Task inputs:
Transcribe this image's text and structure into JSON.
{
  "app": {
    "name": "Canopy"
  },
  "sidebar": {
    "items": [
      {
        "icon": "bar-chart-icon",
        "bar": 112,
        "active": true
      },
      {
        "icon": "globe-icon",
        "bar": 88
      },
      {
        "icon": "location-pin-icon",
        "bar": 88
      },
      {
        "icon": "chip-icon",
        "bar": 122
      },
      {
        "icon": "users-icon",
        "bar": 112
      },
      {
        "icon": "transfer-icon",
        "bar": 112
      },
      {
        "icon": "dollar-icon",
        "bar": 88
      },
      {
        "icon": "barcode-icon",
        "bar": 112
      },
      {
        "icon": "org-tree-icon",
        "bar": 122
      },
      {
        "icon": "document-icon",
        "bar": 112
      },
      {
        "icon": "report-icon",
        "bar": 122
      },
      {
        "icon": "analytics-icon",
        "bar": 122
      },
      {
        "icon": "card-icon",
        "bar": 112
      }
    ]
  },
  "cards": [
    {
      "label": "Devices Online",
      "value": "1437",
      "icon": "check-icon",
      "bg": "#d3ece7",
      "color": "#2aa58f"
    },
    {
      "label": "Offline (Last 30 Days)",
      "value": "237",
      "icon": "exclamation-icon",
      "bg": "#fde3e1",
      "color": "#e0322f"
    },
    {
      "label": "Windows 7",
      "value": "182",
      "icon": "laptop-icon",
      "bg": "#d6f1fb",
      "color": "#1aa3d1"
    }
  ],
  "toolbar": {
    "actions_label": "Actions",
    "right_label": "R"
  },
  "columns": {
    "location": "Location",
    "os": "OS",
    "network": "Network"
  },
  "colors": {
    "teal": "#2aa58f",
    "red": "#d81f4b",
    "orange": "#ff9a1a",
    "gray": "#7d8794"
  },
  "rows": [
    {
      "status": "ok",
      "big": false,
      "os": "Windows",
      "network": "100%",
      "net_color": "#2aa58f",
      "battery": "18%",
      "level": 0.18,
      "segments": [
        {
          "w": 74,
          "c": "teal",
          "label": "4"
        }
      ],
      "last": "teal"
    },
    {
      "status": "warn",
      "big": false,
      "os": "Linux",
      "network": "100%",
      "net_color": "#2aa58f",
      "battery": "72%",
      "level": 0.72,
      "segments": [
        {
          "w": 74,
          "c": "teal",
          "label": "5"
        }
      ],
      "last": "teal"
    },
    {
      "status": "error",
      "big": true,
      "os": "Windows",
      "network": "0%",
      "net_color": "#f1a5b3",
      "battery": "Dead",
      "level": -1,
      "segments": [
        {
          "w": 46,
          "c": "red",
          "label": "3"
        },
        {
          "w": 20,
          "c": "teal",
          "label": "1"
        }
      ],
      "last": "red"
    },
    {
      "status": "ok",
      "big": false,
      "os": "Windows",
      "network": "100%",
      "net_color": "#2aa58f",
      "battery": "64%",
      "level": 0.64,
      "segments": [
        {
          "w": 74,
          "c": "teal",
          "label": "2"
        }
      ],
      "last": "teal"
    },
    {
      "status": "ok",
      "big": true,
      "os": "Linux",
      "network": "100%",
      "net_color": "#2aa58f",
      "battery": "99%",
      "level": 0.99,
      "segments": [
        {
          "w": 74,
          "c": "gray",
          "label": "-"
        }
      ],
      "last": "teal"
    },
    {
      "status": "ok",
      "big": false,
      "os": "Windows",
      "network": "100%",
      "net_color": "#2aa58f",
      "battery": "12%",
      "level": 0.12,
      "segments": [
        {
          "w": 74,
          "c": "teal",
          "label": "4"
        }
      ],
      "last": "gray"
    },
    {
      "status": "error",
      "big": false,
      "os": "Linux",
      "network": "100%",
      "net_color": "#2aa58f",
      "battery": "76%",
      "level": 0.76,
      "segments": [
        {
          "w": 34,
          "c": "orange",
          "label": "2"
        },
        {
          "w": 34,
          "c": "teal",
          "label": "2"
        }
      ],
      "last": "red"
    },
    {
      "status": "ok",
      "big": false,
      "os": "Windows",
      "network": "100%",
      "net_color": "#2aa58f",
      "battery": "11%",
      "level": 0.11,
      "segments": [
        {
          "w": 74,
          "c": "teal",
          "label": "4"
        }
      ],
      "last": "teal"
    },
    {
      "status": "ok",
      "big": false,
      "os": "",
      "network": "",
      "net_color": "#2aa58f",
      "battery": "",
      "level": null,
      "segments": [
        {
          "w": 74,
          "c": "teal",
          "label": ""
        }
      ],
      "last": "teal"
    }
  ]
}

Written exercise:
Each line above is to be repeated exactly.

The solution:
Transcribe this image's text and structure into JSON.
{
  "app": {
    "name": "Canopy"
  },
  "sidebar": {
    "items": [
      {
        "icon": "bar-chart-icon",
        "bar": 112,
        "active": true
      },
      {
        "icon": "globe-icon",
        "bar": 88
      },
      {
        "icon": "location-pin-icon",
        "bar": 88
      },
      {
        "icon": "chip-icon",
        "bar": 122
      },
      {
        "icon": "users-icon",
        "bar": 112
      },
      {
        "icon": "transfer-icon",
        "bar": 112
      },
      {
        "icon": "dollar-icon",
        "bar": 88
      },
      {
        "icon": "barcode-icon",
        "bar": 112
      },
      {
        "icon": "org-tree-icon",
        "bar": 122
      },
      {
        "icon": "document-icon",
        "bar": 112
      },
      {
        "icon": "report-icon",
        "bar": 122
      },
      {
        "icon": "analytics-icon",
        "bar": 122
      },
      {
        "icon": "card-icon",
        "bar": 112
      }
    ]
  },
  "cards": [
    {
      "label": "Devices Online",
      "value": "1437",
      "icon": "check-icon",
      "bg": "#d3ece7",
      "color": "#2aa58f"
    },
    {
      "label": "Offline (Last 30 Days)",
      "value": "237",
      "icon": "exclamation-icon",
      "bg": "#fde3e1",
      "color": "#e0322f"
    },
    {
      "label": "Windows 7",
      "value": "182",
      "icon": "laptop-icon",
      "bg": "#d6f1fb",
      "color": "#1aa3d1"
    }
  ],
  "toolbar": {
    "actions_label": "Actions",
    "right_label": "R"
  },
  "columns": {
    "location": "Location",
    "os": "OS",
    "network": "Network"
  },
  "colors": {
    "teal": "#2aa58f",
    "red": "#d81f4b",
    "orange": "#ff9a1a",
    "gray": "#7d8794"
  },
  "rows": [
    {
      "status": "ok",
      "big": false,
      "os": "Windows",
      "network": "100%",
      "net_color": "#2aa58f",
      "battery": "18%",
      "level": 0.18,
      "segments": [
        {
          "w": 74,
          "c": "teal",
          "label": "4"
        }
      ],
      "last": "teal"
    },
    {
      "status": "warn",
      "big": false,
      "os": "Linux",
      "network": "100%",
      "net_color": "#2aa58f",
      "battery": "72%",
      "level": 0.72,
      "segments": [
        {
          "w": 74,
          "c": "teal",
          "label": "5"
        }
      ],
      "last": "teal"
    },
    {
      "status": "error",
      "big": true,
      "os": "Windows",
      "network": "0%",
      "net_color": "#f1a5b3",
      "battery": "Dead",
      "level": -1,
      "segments": [
        {
          "w": 46,
          "c": "red",
          "label": "3"
        },
        {
          "w": 20,
          "c": "teal",
          "label": "1"
        }
      ],
      "last": "red"
    },
    {
      "status": "ok",
      "big": false,
      "os": "Windows",
      "network": "100%",
      "net_color": "#2aa58f",
      "battery": "64%",
      "level": 0.64,
      "segments": [
        {
          "w": 74,
          "c": "teal",
          "label": "2"
        }
      ],
      "last": "teal"
    },
    {
      "status": "ok",
      "big": true,
      "os": "Linux",
      "network": "100%",
      "net_color": "#2aa58f",
      "battery": "99%",
      "level": 0.99,
      "segments": [
        {
          "w": 74,
          "c": "gray",
          "label": "-"
        }
      ],
      "last": "teal"
    },
    {
      "status": "ok",
      "big": false,
      "os": "Windows",
      "network": "100%",
      "net_color": "#2aa58f",
      "battery": "12%",
      "level": 0.12,
      "segments": [
        {
          "w": 74,
          "c": "teal",
          "label": "4"
        }
      ],
      "last": "gray"
    },
    {
      "status": "error",
      "big": false,
      "os": "Linux",
      "network": "100%",
      "net_color": "#2aa58f",
      "battery": "76%",
      "level": 0.76,
      "segments": [
        {
          "w": 34,
          "c": "orange",
          "label": "2"
        },
        {
          "w": 34,
          "c": "teal",
          "label": "2"
        }
      ],
      "last": "red"
    },
    {
      "status": "ok",
      "big": false,
      "os": "Windows",
      "network": "100%",
      "net_color": "#2aa58f",
      "battery": "11%",
      "level": 0.11,
      "segments": [
        {
          "w": 74,
          "c": "teal",
          "label": "4"
        }
      ],
      "last": "teal"
    },
    {
      "status": "ok",
      "big": false,
      "os": "",
      "network": "",
      "net_color": "#2aa58f",
      "battery": "",
      "level": null,
      "segments": [
        {
          "w": 74,
          "c": "teal",
          "label": ""
        }
      ],
      "last": "teal"
    }
  ]
}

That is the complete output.